Request
Copy, in full, each line of the material that holds the word "data".

----

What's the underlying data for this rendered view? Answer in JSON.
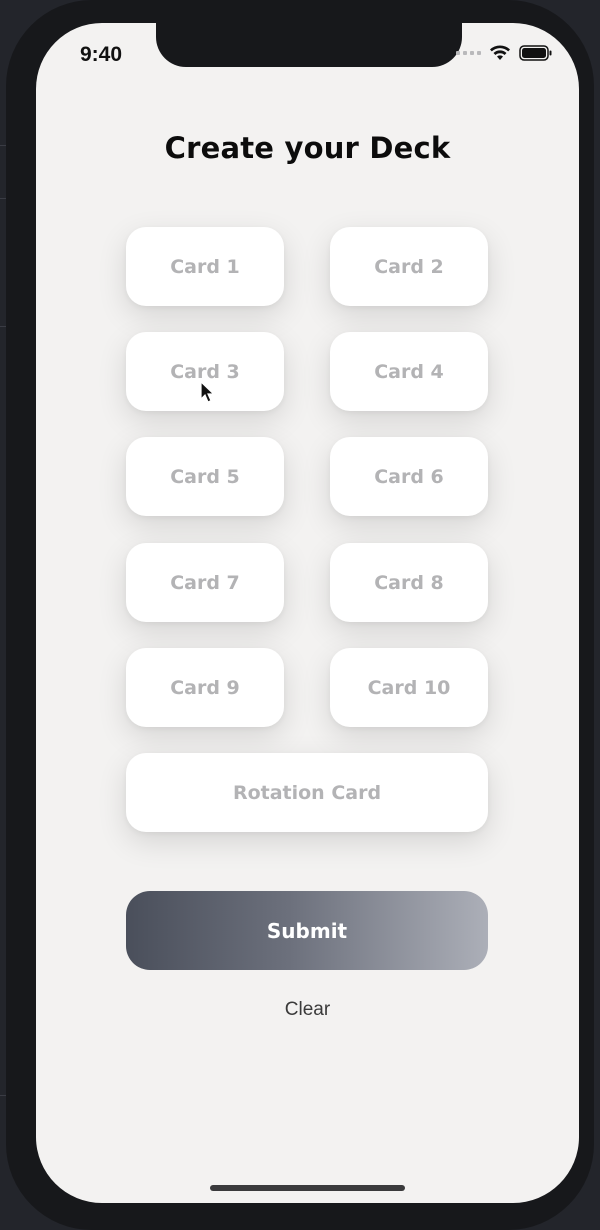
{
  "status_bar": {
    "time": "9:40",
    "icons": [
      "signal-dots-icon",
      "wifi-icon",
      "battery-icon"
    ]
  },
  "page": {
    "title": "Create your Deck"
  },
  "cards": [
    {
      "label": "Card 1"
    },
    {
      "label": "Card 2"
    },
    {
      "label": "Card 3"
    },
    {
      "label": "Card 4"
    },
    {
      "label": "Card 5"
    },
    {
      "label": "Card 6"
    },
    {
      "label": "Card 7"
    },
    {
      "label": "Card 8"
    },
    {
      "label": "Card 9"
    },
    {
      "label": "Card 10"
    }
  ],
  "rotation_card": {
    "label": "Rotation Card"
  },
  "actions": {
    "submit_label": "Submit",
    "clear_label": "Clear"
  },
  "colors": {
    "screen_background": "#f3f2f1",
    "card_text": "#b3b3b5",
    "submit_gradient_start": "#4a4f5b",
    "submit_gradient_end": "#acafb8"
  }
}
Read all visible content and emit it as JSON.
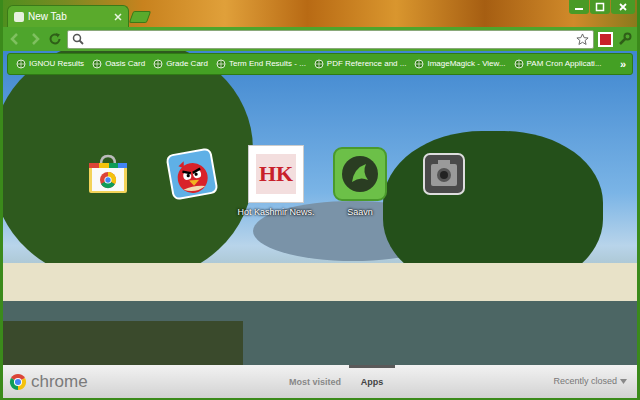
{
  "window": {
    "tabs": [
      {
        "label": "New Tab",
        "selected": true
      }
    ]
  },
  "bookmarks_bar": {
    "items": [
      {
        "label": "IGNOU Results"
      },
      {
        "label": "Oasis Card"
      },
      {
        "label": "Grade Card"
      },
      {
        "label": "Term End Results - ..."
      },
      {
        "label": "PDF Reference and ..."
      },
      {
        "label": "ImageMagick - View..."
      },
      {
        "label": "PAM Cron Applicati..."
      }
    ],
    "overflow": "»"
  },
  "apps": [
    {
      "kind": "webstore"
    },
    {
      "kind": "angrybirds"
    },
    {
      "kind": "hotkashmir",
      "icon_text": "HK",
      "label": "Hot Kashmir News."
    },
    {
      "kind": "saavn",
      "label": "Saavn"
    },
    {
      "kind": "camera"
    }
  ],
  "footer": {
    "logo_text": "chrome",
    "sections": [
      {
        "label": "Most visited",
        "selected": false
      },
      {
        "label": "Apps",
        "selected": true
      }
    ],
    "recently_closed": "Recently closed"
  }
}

----

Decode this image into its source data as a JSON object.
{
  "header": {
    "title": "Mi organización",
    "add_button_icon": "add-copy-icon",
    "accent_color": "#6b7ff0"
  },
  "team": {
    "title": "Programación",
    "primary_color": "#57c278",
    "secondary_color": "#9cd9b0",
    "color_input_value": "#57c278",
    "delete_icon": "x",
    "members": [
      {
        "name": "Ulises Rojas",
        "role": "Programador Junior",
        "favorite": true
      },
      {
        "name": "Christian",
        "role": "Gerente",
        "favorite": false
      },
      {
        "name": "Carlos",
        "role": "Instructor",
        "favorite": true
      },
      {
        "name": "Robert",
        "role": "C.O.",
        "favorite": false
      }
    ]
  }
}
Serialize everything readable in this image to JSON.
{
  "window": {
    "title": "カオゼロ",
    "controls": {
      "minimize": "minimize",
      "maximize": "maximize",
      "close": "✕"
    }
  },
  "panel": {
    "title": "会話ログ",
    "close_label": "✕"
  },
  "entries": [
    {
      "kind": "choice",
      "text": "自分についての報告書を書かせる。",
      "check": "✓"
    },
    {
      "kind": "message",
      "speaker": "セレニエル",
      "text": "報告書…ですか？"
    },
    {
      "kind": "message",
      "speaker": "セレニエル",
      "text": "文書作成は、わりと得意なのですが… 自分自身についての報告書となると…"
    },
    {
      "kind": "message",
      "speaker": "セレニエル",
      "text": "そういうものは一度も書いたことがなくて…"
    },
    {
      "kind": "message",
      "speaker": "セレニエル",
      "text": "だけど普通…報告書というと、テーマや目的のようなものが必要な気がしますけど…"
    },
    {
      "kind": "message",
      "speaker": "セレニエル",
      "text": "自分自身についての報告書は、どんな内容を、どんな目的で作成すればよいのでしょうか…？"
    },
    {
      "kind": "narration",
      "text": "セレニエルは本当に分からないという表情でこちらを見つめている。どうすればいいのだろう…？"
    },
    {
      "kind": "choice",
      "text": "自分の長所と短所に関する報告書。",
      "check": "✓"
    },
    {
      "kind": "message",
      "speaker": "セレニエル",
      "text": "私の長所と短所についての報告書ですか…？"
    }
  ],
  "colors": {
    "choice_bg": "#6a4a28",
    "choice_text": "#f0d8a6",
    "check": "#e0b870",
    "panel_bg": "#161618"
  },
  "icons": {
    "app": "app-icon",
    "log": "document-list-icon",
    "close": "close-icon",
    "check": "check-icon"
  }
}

----

Full solution
What's the underlying data for this rendered view? Answer in JSON.
Decode this image into its source data as a JSON object.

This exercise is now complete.